▶ Problem requirements:
Lines that include the word "this" are the ones to copy.

▶ Excerpt from a dataset:
[BEGIN]

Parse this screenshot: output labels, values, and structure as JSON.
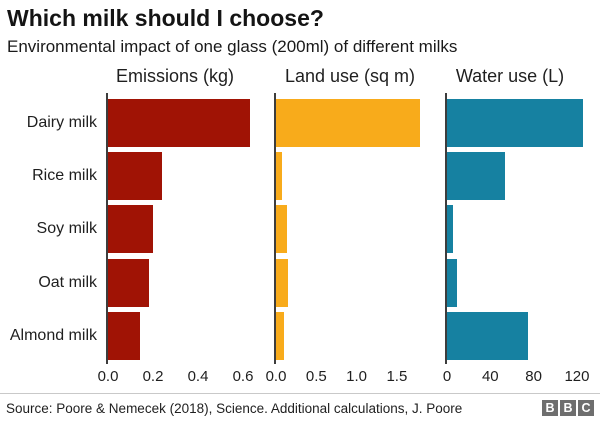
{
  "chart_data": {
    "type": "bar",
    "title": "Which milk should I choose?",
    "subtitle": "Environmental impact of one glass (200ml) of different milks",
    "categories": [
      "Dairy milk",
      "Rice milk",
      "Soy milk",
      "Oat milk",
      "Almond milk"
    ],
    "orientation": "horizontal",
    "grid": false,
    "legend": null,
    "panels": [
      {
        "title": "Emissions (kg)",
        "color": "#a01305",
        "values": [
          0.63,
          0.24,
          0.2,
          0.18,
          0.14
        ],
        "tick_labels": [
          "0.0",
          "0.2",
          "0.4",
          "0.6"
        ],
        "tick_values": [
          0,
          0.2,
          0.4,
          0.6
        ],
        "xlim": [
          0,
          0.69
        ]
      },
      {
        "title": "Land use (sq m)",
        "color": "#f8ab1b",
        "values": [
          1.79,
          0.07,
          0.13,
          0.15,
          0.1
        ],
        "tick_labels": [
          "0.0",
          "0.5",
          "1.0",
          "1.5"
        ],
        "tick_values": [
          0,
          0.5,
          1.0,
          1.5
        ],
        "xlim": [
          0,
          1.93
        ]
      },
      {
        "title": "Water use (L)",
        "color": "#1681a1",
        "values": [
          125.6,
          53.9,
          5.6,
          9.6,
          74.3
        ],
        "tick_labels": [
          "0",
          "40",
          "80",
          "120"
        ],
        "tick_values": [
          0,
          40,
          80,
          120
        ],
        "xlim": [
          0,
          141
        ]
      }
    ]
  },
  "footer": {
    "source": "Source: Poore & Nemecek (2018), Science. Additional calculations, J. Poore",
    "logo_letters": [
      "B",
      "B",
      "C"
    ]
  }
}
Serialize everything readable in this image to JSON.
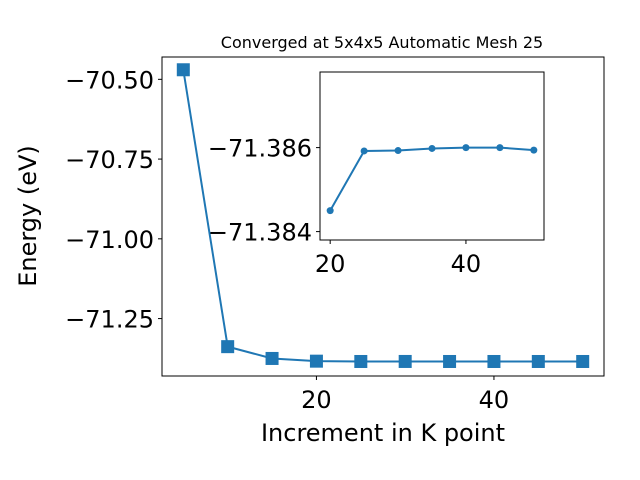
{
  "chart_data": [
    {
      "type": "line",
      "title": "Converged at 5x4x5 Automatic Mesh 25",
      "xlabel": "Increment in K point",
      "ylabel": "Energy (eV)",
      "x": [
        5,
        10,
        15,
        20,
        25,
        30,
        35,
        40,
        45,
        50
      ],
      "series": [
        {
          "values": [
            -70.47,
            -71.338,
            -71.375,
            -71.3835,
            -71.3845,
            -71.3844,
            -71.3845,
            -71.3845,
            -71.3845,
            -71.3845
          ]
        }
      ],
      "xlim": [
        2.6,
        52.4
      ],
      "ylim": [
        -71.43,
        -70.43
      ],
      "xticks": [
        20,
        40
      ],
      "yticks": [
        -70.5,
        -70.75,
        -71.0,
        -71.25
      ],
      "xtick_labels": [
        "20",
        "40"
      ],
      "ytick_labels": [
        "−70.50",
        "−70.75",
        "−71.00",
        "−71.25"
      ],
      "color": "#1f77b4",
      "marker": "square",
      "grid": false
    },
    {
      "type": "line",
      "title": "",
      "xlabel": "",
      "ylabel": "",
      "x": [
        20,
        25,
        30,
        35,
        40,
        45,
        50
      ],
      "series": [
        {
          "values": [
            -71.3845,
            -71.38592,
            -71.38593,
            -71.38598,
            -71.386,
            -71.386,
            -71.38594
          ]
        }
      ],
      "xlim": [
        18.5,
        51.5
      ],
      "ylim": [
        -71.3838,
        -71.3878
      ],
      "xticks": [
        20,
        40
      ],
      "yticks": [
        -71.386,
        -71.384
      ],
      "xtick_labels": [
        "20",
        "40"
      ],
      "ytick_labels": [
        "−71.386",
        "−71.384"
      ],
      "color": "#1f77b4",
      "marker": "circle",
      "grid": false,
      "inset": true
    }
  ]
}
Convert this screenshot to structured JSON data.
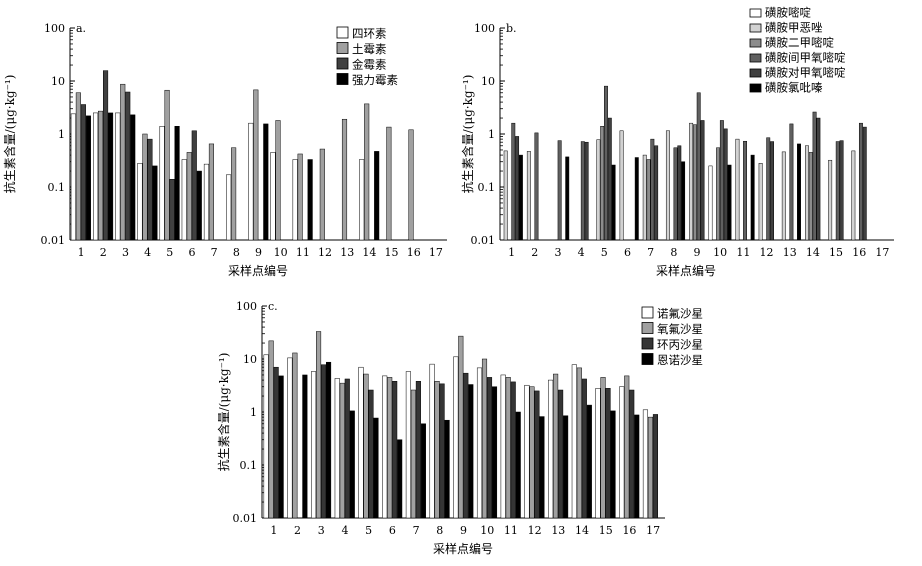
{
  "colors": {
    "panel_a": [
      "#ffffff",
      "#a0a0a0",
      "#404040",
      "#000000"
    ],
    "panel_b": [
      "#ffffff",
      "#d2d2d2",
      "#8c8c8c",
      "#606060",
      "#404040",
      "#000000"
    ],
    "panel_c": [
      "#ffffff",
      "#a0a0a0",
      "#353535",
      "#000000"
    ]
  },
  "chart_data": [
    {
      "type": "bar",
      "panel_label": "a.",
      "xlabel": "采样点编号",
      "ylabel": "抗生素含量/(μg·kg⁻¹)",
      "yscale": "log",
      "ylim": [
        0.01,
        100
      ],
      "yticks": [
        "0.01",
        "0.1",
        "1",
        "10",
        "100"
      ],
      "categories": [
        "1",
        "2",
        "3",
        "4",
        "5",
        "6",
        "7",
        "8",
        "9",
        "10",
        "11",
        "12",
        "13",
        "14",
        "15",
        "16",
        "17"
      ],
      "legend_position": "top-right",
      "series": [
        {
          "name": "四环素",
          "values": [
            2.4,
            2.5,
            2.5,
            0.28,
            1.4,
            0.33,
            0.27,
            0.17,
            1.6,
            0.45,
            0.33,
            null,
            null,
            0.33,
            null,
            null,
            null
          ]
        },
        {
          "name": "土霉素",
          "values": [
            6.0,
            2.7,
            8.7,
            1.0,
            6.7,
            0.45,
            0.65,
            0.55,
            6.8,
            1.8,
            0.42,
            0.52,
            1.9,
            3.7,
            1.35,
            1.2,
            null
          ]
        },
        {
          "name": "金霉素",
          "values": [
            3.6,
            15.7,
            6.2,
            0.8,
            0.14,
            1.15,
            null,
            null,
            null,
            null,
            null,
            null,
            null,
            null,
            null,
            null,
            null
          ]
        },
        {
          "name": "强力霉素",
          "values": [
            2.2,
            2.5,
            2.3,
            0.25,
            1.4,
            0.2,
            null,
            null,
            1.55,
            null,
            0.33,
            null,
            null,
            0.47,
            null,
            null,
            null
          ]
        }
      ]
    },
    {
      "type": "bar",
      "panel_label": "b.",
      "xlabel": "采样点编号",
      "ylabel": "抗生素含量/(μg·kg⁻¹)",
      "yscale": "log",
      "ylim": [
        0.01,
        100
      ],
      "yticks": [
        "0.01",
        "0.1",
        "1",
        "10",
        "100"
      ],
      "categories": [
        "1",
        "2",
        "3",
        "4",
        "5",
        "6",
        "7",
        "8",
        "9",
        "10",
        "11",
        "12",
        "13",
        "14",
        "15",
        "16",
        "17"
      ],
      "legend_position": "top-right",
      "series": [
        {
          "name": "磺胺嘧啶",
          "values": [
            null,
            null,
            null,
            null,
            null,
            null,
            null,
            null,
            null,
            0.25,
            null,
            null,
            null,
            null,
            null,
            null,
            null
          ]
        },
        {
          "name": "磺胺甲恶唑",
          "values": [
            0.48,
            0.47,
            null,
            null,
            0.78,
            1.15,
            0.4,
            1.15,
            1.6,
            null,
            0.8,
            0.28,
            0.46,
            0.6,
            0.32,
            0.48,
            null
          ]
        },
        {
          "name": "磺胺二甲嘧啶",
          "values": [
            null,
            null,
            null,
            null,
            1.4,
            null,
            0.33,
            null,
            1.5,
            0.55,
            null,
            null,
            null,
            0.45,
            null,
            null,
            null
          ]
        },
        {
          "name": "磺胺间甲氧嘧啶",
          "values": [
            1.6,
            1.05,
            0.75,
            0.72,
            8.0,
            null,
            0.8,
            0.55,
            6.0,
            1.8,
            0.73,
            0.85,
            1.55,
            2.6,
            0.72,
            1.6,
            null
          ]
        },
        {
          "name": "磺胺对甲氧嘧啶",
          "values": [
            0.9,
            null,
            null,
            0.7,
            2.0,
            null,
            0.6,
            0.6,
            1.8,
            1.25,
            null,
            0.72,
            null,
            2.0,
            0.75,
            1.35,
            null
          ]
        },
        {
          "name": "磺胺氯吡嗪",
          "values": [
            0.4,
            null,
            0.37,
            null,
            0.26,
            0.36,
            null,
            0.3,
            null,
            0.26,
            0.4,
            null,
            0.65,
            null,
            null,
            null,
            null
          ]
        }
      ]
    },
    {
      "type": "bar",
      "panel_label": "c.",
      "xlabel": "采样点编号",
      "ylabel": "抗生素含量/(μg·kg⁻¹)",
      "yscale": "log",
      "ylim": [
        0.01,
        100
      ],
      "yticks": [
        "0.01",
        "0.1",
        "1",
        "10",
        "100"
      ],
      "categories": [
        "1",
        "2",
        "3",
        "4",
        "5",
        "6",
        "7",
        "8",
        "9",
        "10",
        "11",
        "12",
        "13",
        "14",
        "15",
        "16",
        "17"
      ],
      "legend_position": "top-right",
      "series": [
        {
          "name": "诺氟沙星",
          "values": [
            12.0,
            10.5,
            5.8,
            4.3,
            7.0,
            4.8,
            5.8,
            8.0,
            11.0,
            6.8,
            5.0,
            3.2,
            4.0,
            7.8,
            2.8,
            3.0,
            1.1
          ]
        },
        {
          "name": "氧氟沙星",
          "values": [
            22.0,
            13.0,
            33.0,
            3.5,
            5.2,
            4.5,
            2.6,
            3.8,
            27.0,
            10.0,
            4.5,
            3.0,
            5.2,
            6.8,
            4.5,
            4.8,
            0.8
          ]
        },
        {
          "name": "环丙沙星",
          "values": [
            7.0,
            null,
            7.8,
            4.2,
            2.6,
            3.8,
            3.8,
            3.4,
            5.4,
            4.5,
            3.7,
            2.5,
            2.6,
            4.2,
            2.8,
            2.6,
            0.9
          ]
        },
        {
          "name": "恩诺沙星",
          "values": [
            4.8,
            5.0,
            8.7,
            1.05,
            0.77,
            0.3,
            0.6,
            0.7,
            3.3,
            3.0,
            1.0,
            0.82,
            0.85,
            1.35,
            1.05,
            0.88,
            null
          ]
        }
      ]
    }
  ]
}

[END]

▶ Task response:
Parse this screenshot: output labels, values, and structure as JSON.
Serialize everything readable in this image to JSON.
Convert this screenshot to structured JSON data.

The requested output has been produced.